--- INSTRUCTION ---
Every line that includes the word "chevron" is to be listed.

* begin INFORMATION SHOWN *

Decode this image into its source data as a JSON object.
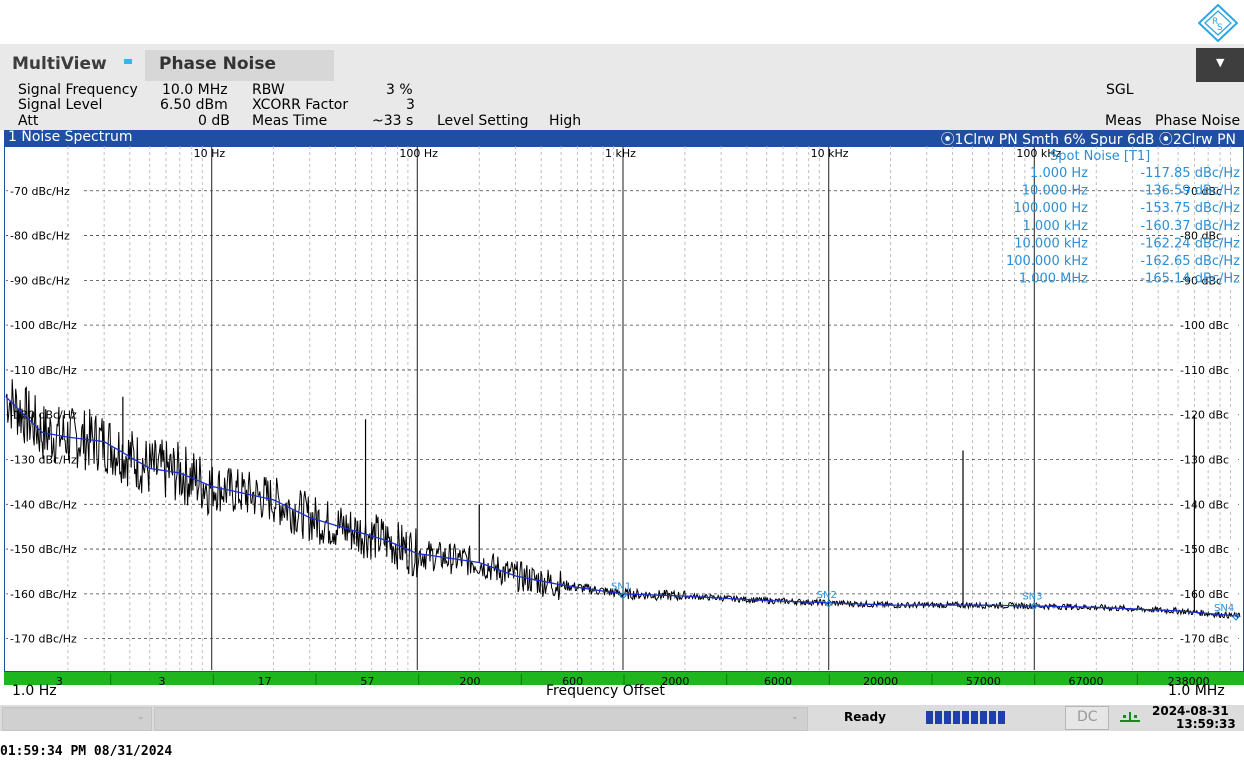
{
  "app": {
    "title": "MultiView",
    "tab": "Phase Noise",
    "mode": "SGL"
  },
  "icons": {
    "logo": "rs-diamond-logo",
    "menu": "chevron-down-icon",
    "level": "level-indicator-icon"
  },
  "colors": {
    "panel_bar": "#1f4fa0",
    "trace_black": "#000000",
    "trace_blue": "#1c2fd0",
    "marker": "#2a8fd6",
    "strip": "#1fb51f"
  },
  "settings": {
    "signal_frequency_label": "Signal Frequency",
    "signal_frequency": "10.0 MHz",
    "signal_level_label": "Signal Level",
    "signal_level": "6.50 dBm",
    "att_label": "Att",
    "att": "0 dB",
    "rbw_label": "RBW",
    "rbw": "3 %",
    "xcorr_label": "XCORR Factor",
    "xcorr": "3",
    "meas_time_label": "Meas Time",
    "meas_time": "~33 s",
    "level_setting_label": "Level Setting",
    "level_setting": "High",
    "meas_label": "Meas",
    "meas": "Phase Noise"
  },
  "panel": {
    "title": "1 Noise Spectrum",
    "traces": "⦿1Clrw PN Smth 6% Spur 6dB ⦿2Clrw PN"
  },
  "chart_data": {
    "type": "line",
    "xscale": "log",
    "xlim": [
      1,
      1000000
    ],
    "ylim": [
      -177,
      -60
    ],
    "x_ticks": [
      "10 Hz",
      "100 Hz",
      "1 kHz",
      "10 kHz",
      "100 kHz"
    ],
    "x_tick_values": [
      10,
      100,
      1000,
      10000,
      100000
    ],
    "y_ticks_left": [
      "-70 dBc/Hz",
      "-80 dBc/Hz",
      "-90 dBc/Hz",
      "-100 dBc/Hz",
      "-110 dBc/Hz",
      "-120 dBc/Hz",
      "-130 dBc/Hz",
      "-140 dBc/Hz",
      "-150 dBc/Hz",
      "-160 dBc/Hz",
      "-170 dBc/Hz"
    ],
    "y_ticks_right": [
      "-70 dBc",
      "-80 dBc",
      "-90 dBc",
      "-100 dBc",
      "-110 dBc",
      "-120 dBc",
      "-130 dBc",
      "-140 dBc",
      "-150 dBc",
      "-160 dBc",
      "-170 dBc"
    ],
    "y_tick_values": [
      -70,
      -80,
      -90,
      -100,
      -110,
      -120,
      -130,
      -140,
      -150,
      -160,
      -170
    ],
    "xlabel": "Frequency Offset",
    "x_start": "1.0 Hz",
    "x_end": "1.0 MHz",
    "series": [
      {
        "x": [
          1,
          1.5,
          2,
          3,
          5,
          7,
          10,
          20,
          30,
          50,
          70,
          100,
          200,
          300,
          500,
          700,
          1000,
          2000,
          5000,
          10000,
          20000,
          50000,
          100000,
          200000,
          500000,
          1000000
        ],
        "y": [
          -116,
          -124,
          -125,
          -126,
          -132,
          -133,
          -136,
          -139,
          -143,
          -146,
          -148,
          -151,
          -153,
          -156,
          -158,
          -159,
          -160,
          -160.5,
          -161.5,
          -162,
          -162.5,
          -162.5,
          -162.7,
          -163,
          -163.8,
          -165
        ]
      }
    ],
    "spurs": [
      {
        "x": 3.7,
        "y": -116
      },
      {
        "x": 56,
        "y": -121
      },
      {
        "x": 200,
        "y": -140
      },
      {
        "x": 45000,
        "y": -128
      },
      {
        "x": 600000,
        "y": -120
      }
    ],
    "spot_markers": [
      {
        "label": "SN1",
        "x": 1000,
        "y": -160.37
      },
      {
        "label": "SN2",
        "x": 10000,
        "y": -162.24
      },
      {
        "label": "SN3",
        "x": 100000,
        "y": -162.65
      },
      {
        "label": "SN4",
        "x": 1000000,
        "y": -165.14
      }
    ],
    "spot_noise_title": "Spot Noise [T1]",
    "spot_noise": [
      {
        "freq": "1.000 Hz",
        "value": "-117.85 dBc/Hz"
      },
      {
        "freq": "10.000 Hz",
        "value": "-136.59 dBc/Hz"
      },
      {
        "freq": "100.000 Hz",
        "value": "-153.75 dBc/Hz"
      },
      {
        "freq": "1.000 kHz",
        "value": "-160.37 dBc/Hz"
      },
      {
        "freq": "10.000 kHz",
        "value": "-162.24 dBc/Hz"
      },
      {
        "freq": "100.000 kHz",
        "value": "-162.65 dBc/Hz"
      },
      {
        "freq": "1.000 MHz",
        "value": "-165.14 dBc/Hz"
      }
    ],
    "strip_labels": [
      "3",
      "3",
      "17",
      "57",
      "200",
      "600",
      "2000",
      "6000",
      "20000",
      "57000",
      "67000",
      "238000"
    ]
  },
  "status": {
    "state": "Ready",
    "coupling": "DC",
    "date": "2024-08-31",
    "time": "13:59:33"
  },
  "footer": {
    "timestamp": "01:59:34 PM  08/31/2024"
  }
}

* end INFORMATION SHOWN *
* begin INFORMATION SHOWN *

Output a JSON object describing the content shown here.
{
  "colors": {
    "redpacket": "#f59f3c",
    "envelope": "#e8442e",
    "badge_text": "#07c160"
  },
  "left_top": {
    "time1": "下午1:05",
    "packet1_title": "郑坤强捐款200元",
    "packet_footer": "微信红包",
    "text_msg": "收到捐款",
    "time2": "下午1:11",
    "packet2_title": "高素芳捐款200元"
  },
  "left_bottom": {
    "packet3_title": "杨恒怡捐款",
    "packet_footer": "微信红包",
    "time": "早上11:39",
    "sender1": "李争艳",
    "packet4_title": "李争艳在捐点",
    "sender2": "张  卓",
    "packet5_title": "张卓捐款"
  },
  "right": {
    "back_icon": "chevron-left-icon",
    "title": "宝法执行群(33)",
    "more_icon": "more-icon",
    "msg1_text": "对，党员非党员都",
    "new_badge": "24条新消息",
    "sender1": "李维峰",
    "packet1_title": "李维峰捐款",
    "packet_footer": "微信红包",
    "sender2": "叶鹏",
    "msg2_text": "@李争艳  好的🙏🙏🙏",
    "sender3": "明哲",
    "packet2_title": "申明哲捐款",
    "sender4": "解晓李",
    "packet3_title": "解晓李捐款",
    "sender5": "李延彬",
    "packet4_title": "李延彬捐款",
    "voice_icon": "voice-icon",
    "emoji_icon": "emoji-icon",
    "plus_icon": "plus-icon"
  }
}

* end INFORMATION SHOWN *

--- PROBLEM SOLUTION ---
    "menu": "chevron-down-icon",
    "back_icon": "chevron-left-icon",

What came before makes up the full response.